▶ [YOUR GOAL]
Transcribe the records below exactly as they appear.
--- begin PROVIDED DATA ---
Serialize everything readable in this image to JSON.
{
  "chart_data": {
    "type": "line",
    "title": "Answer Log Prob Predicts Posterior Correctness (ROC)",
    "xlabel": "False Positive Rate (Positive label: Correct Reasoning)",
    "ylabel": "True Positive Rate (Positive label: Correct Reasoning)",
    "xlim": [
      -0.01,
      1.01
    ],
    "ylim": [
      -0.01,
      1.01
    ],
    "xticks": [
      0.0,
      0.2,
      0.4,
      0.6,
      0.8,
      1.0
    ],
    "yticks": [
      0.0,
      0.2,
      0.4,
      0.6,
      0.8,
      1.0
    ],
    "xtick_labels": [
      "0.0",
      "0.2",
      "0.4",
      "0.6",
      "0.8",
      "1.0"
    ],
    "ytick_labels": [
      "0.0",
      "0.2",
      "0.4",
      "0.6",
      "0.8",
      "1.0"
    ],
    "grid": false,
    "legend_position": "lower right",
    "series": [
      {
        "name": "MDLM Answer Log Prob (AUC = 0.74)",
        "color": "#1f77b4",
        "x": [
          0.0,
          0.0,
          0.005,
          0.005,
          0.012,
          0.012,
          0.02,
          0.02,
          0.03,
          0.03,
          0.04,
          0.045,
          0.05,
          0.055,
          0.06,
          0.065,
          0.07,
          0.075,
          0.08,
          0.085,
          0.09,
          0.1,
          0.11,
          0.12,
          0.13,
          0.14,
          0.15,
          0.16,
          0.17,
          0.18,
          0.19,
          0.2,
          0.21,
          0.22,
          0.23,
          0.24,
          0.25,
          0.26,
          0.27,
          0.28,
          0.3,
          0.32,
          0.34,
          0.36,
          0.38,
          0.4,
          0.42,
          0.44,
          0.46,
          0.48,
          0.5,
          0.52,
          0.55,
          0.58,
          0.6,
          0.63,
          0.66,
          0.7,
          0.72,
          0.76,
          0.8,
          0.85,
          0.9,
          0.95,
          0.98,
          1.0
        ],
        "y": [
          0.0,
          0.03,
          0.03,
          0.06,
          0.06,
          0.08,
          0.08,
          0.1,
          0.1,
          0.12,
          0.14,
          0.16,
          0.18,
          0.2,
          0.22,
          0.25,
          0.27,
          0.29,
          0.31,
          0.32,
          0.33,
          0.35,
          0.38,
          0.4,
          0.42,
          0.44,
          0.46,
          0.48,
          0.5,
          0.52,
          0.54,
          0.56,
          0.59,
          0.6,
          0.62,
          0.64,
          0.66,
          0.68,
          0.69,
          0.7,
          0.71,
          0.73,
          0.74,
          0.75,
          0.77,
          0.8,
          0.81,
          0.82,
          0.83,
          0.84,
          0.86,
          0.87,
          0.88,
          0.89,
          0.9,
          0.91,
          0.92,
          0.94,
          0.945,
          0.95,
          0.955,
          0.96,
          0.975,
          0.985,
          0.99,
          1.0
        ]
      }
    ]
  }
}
--- end PROVIDED DATA ---
▶ [SOLUTION FOR THIS TASK]
Serialize everything readable in this image to JSON.
{
  "chart_data": {
    "type": "line",
    "title": "Answer Log Prob Predicts Posterior Correctness (ROC)",
    "xlabel": "False Positive Rate (Positive label: Correct Reasoning)",
    "ylabel": "True Positive Rate (Positive label: Correct Reasoning)",
    "xlim": [
      -0.01,
      1.01
    ],
    "ylim": [
      -0.01,
      1.01
    ],
    "xticks": [
      0.0,
      0.2,
      0.4,
      0.6,
      0.8,
      1.0
    ],
    "yticks": [
      0.0,
      0.2,
      0.4,
      0.6,
      0.8,
      1.0
    ],
    "xtick_labels": [
      "0.0",
      "0.2",
      "0.4",
      "0.6",
      "0.8",
      "1.0"
    ],
    "ytick_labels": [
      "0.0",
      "0.2",
      "0.4",
      "0.6",
      "0.8",
      "1.0"
    ],
    "grid": false,
    "legend_position": "lower right",
    "series": [
      {
        "name": "MDLM Answer Log Prob (AUC = 0.74)",
        "color": "#1f77b4",
        "x": [
          0.0,
          0.0,
          0.005,
          0.005,
          0.012,
          0.012,
          0.02,
          0.02,
          0.03,
          0.03,
          0.04,
          0.045,
          0.05,
          0.055,
          0.06,
          0.065,
          0.07,
          0.075,
          0.08,
          0.085,
          0.09,
          0.1,
          0.11,
          0.12,
          0.13,
          0.14,
          0.15,
          0.16,
          0.17,
          0.18,
          0.19,
          0.2,
          0.21,
          0.22,
          0.23,
          0.24,
          0.25,
          0.26,
          0.27,
          0.28,
          0.3,
          0.32,
          0.34,
          0.36,
          0.38,
          0.4,
          0.42,
          0.44,
          0.46,
          0.48,
          0.5,
          0.52,
          0.55,
          0.58,
          0.6,
          0.63,
          0.66,
          0.7,
          0.72,
          0.76,
          0.8,
          0.85,
          0.9,
          0.95,
          0.98,
          1.0
        ],
        "y": [
          0.0,
          0.03,
          0.03,
          0.06,
          0.06,
          0.08,
          0.08,
          0.1,
          0.1,
          0.12,
          0.14,
          0.16,
          0.18,
          0.2,
          0.22,
          0.25,
          0.27,
          0.29,
          0.31,
          0.32,
          0.33,
          0.35,
          0.38,
          0.4,
          0.42,
          0.44,
          0.46,
          0.48,
          0.5,
          0.52,
          0.54,
          0.56,
          0.59,
          0.6,
          0.62,
          0.64,
          0.66,
          0.68,
          0.69,
          0.7,
          0.71,
          0.73,
          0.74,
          0.75,
          0.77,
          0.8,
          0.81,
          0.82,
          0.83,
          0.84,
          0.86,
          0.87,
          0.88,
          0.89,
          0.9,
          0.91,
          0.92,
          0.94,
          0.945,
          0.95,
          0.955,
          0.96,
          0.975,
          0.985,
          0.99,
          1.0
        ]
      }
    ]
  }
}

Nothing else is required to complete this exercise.